■ **Stated task**
From the passage below on judging businesses as investments, write out word for word the stretch starting with "Investment success factors" and going on through "a business makes.".

■ **Reading passage**
══════════

Regarding the disinvestors, in theory it should
(i) create wealth to take cash out of a bad business, and
(ii) destroy wealth to disinvest in a good business.
However, in reality quite a few high-par businesses create wealth even for those ignorant enough not to invest in them, so the statistics are inconclusive. Vice versa, it is more fruitful to sell a low-par business than run it for cash (buyers will buy on the basis of actual ROI).
We could also do the right hand chart lining up businesses by market size or market growth. Market size requires some heroic estimation, but the evidence is that market size has a negative correlation with IRR. Market growth does have a positive correlation, but it is much weaker than par ROI. As an investor, beware of corporations going for “large, growing, profitable” markets.
Investment success factors are not only measurable using consistent metrics across different industries, but have identical impacts on performance in different industries, different geographies, and different years. What matters is the strategic profile, not what a business makes.
Financial investors such as private equity firms have been talking for a decade about value creation beyond financial engineering and multiple arbitrage. The very basis for real operational and strategic value creation must be a deep understanding of the strategic, intrinsic value of a business. This is the only proper basis for an investment decision. When it comes to a price for buying or selling, obviously a valuation based on strategic, intrinsic, value leads to a completely different result than an industry-specific profit multiple based on actual EBIT(DA). Low profit businesses with high par potential could be acquired at low market-typical prices and transformed accordingly. Currently high profit but strategically weak businesses (low par) should be passed over for competitors.

══════════

■ **Data rows**
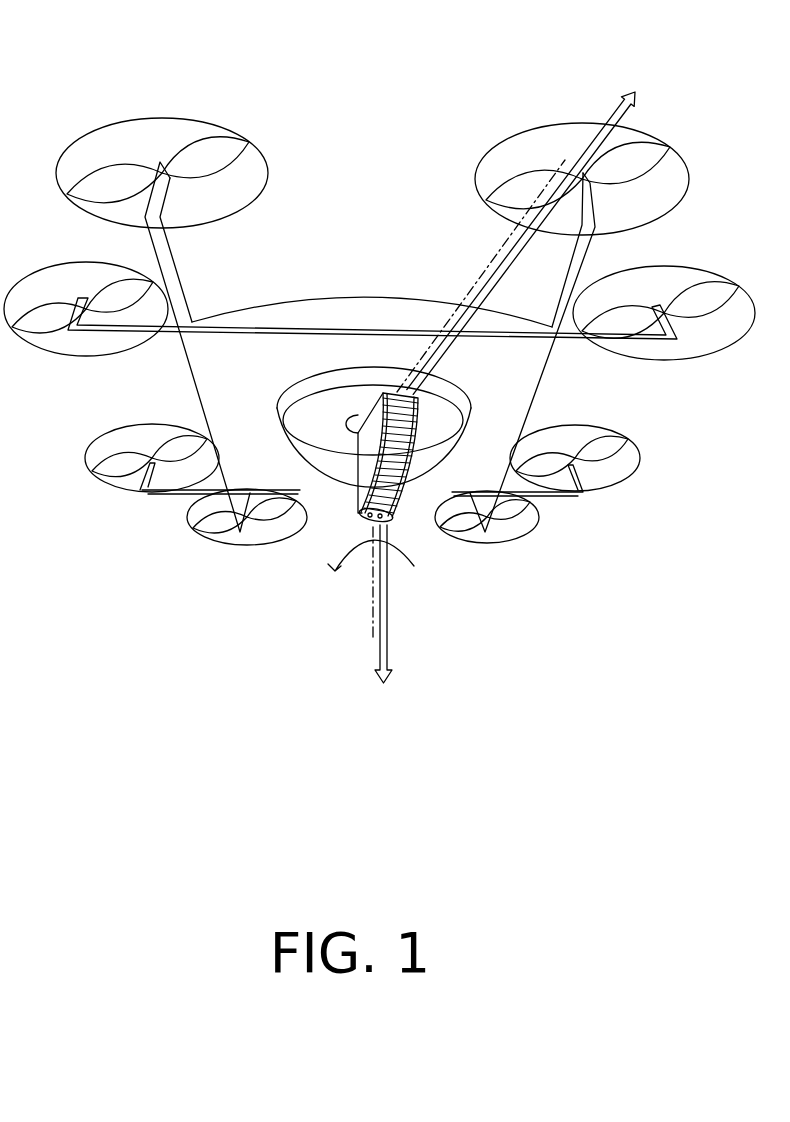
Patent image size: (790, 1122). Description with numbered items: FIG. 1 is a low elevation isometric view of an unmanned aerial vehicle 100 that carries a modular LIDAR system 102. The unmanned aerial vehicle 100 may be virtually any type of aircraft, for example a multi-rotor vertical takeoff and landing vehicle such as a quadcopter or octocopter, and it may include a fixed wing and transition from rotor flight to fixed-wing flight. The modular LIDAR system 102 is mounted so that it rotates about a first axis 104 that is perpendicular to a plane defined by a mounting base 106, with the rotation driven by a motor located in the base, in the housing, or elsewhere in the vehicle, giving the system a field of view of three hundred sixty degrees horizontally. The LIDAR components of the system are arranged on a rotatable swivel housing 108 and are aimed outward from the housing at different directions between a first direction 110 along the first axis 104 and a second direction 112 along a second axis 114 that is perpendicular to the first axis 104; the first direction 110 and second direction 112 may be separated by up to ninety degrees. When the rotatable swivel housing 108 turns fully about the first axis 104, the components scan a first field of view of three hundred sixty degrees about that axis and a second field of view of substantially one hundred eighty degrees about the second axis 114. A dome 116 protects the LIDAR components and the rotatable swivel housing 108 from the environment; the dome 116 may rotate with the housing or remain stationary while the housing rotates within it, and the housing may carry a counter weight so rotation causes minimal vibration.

══════════

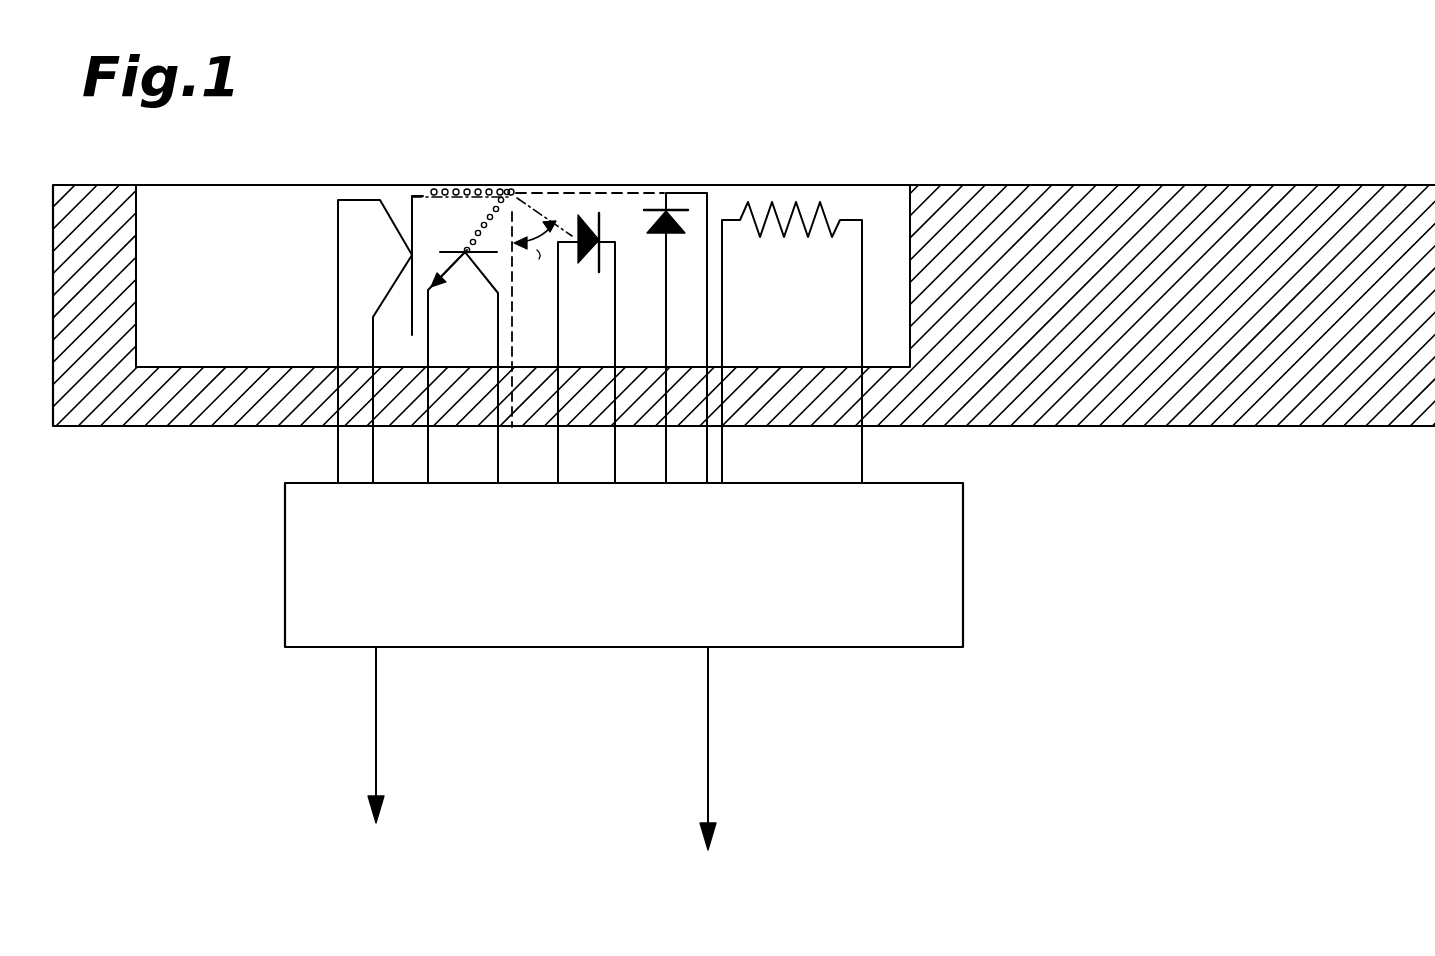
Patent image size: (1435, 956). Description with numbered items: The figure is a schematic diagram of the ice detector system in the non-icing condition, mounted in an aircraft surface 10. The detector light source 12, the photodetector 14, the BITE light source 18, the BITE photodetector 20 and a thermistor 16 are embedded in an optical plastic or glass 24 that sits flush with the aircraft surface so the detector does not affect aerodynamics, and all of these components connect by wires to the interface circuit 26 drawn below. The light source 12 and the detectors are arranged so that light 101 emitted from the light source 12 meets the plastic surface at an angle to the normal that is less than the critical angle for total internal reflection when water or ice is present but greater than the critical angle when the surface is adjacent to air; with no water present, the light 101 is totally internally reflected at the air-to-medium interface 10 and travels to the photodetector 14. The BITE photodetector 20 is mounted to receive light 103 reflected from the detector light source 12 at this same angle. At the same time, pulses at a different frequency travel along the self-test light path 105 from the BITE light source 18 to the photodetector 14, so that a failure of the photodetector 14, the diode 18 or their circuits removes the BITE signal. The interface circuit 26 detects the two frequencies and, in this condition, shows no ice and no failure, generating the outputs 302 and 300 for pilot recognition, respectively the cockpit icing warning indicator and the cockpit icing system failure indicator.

══════════

■ **Solved problem**
Investment success factors are not only measurable using consistent metrics across different industries, but have identical impacts on performance in different industries, different geographies, and different years. What matters is the strategic profile, not what a business makes.